-- RECORDS follows --
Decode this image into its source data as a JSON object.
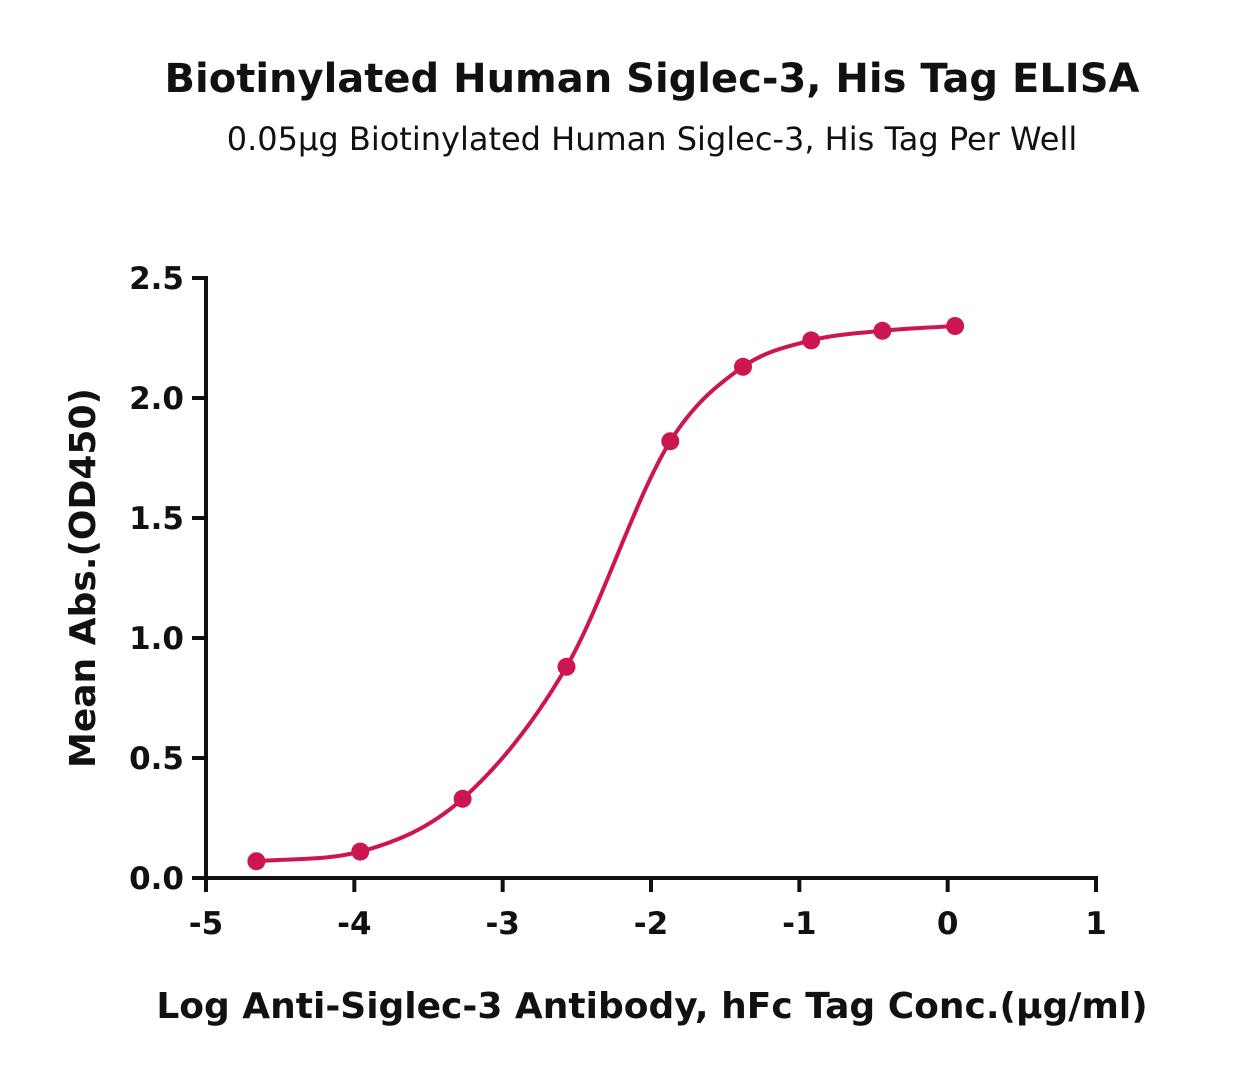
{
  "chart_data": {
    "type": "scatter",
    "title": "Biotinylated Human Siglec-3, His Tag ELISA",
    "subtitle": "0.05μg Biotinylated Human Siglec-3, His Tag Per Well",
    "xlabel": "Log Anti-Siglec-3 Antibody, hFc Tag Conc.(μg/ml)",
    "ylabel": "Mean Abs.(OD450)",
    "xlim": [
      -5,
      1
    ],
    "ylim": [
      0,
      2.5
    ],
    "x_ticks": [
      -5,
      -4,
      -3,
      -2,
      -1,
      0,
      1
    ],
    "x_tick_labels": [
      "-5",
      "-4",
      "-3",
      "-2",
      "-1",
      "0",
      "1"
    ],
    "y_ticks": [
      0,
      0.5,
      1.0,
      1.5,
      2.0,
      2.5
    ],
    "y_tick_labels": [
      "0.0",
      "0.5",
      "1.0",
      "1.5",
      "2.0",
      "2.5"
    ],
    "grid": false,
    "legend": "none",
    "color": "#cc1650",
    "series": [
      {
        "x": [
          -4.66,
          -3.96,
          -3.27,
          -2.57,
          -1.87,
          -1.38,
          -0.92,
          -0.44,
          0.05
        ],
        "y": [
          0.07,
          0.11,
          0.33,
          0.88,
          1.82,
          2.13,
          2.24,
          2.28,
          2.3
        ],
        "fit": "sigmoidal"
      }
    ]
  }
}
-- RECORDS concluded --
> [WORK ORDER]: Take the data above and repeat it exactly, leaving each picture out.

> [RESPONSE]:
Decode this image into its source data as a JSON object.
{
  "chart_data": {
    "type": "scatter",
    "title": "Biotinylated Human Siglec-3, His Tag ELISA",
    "subtitle": "0.05μg Biotinylated Human Siglec-3, His Tag Per Well",
    "xlabel": "Log Anti-Siglec-3 Antibody, hFc Tag Conc.(μg/ml)",
    "ylabel": "Mean Abs.(OD450)",
    "xlim": [
      -5,
      1
    ],
    "ylim": [
      0,
      2.5
    ],
    "x_ticks": [
      -5,
      -4,
      -3,
      -2,
      -1,
      0,
      1
    ],
    "x_tick_labels": [
      "-5",
      "-4",
      "-3",
      "-2",
      "-1",
      "0",
      "1"
    ],
    "y_ticks": [
      0,
      0.5,
      1.0,
      1.5,
      2.0,
      2.5
    ],
    "y_tick_labels": [
      "0.0",
      "0.5",
      "1.0",
      "1.5",
      "2.0",
      "2.5"
    ],
    "grid": false,
    "legend": "none",
    "color": "#cc1650",
    "series": [
      {
        "x": [
          -4.66,
          -3.96,
          -3.27,
          -2.57,
          -1.87,
          -1.38,
          -0.92,
          -0.44,
          0.05
        ],
        "y": [
          0.07,
          0.11,
          0.33,
          0.88,
          1.82,
          2.13,
          2.24,
          2.28,
          2.3
        ],
        "fit": "sigmoidal"
      }
    ]
  }
}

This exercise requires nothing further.